[Saved entries]
────────────────────────────────────────

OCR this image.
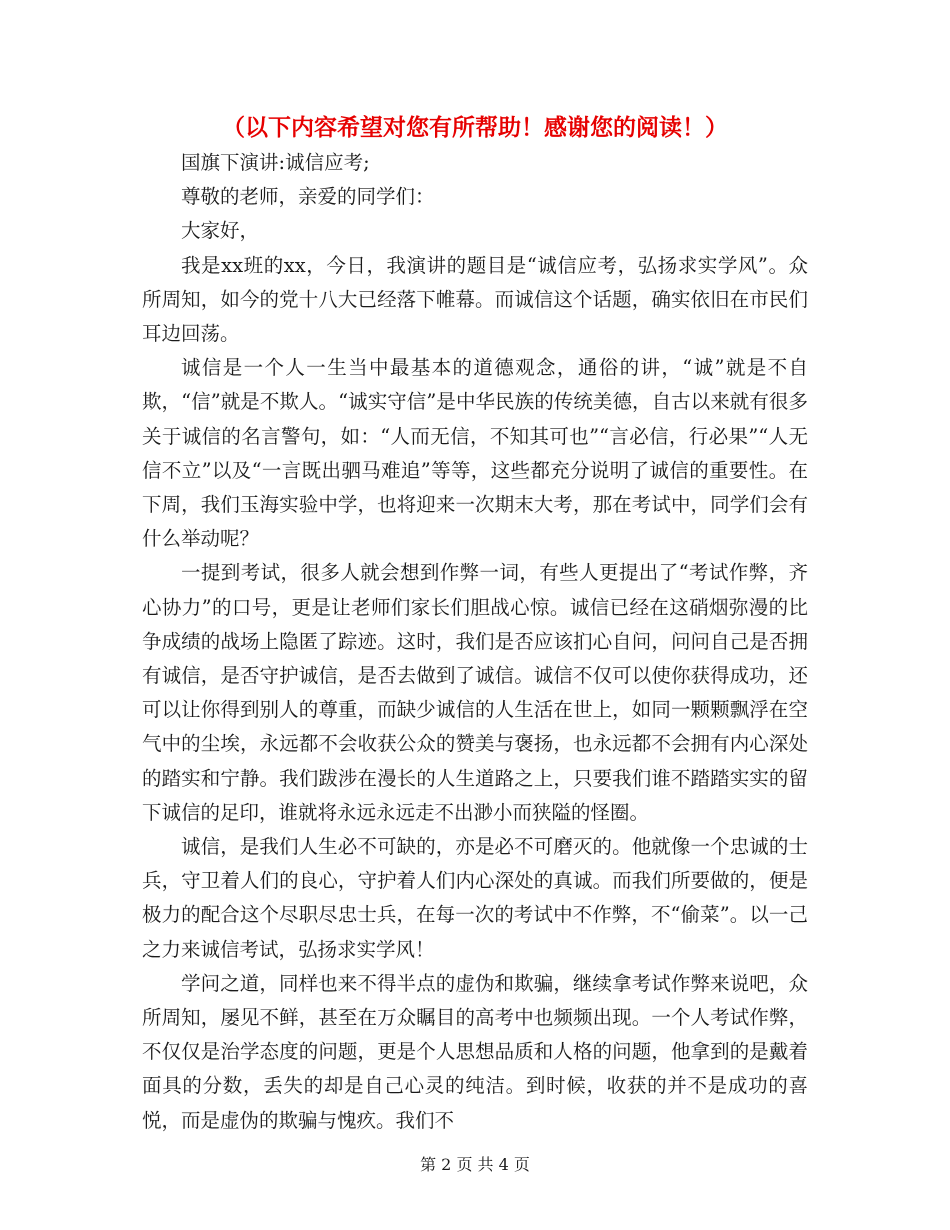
（以下内容希望对您有所帮助！感谢您的阅读！）

国旗下演讲:诚信应考;

尊敬的老师，亲爱的同学们：

大家好，

我是xx班的xx，今日，我演讲的题目是“诚信应考，弘扬求实学风”。众所周知，如今的党十八大已经落下帷幕。而诚信这个话题，确实依旧在市民们耳边回荡。

诚信是一个人一生当中最基本的道德观念，通俗的讲，“诚”就是不自欺，“信”就是不欺人。“诚实守信”是中华民族的传统美德，自古以来就有很多关于诚信的名言警句，如：“人而无信，不知其可也”“言必信，行必果”“人无信不立”以及“一言既出驷马难追”等等，这些都充分说明了诚信的重要性。在下周，我们玉海实验中学，也将迎来一次期末大考，那在考试中，同学们会有什么举动呢？

一提到考试，很多人就会想到作弊一词，有些人更提出了“考试作弊，齐心协力”的口号，更是让老师们家长们胆战心惊。诚信已经在这硝烟弥漫的比争成绩的战场上隐匿了踪迹。这时，我们是否应该扪心自问，问问自己是否拥有诚信，是否守护诚信，是否去做到了诚信。诚信不仅可以使你获得成功，还可以让你得到别人的尊重，而缺少诚信的人生活在世上，如同一颗颗飘浮在空气中的尘埃，永远都不会收获公众的赞美与褒扬，也永远都不会拥有内心深处的踏实和宁静。我们跋涉在漫长的人生道路之上，只要我们谁不踏踏实实的留下诚信的足印，谁就将永远永远走不出渺小而狭隘的怪圈。

诚信，是我们人生必不可缺的，亦是必不可磨灭的。他就像一个忠诚的士兵，守卫着人们的良心，守护着人们内心深处的真诚。而我们所要做的，便是极力的配合这个尽职尽忠士兵，在每一次的考试中不作弊，不“偷菜”。以一己之力来诚信考试，弘扬求实学风！

学问之道，同样也来不得半点的虚伪和欺骗，继续拿考试作弊来说吧，众所周知，屡见不鲜，甚至在万众瞩目的高考中也频频出现。一个人考试作弊，不仅仅是治学态度的问题，更是个人思想品质和人格的问题，他拿到的是戴着面具的分数，丢失的却是自己心灵的纯洁。到时候，收获的并不是成功的喜悦，而是虚伪的欺骗与愧疚。我们不

第 2 页 共 4 页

────────────────────────────────────────

**Given exercise**
Reproduce the material above in full, exactly, with no images.

**The output**
OCR this image.
（以下内容希望对您有所帮助！感谢您的阅读！）

国旗下演讲:诚信应考;

尊敬的老师，亲爱的同学们：

大家好，

我是xx班的xx，今日，我演讲的题目是“诚信应考，弘扬求实学风”。众所周知，如今的党十八大已经落下帷幕。而诚信这个话题，确实依旧在市民们耳边回荡。

诚信是一个人一生当中最基本的道德观念，通俗的讲，“诚”就是不自欺，“信”就是不欺人。“诚实守信”是中华民族的传统美德，自古以来就有很多关于诚信的名言警句，如：“人而无信，不知其可也”“言必信，行必果”“人无信不立”以及“一言既出驷马难追”等等，这些都充分说明了诚信的重要性。在下周，我们玉海实验中学，也将迎来一次期末大考，那在考试中，同学们会有什么举动呢？

一提到考试，很多人就会想到作弊一词，有些人更提出了“考试作弊，齐心协力”的口号，更是让老师们家长们胆战心惊。诚信已经在这硝烟弥漫的比争成绩的战场上隐匿了踪迹。这时，我们是否应该扪心自问，问问自己是否拥有诚信，是否守护诚信，是否去做到了诚信。诚信不仅可以使你获得成功，还可以让你得到别人的尊重，而缺少诚信的人生活在世上，如同一颗颗飘浮在空气中的尘埃，永远都不会收获公众的赞美与褒扬，也永远都不会拥有内心深处的踏实和宁静。我们跋涉在漫长的人生道路之上，只要我们谁不踏踏实实的留下诚信的足印，谁就将永远永远走不出渺小而狭隘的怪圈。

诚信，是我们人生必不可缺的，亦是必不可磨灭的。他就像一个忠诚的士兵，守卫着人们的良心，守护着人们内心深处的真诚。而我们所要做的，便是极力的配合这个尽职尽忠士兵，在每一次的考试中不作弊，不“偷菜”。以一己之力来诚信考试，弘扬求实学风！

学问之道，同样也来不得半点的虚伪和欺骗，继续拿考试作弊来说吧，众所周知，屡见不鲜，甚至在万众瞩目的高考中也频频出现。一个人考试作弊，不仅仅是治学态度的问题，更是个人思想品质和人格的问题，他拿到的是戴着面具的分数，丢失的却是自己心灵的纯洁。到时候，收获的并不是成功的喜悦，而是虚伪的欺骗与愧疚。我们不

第 2 页 共 4 页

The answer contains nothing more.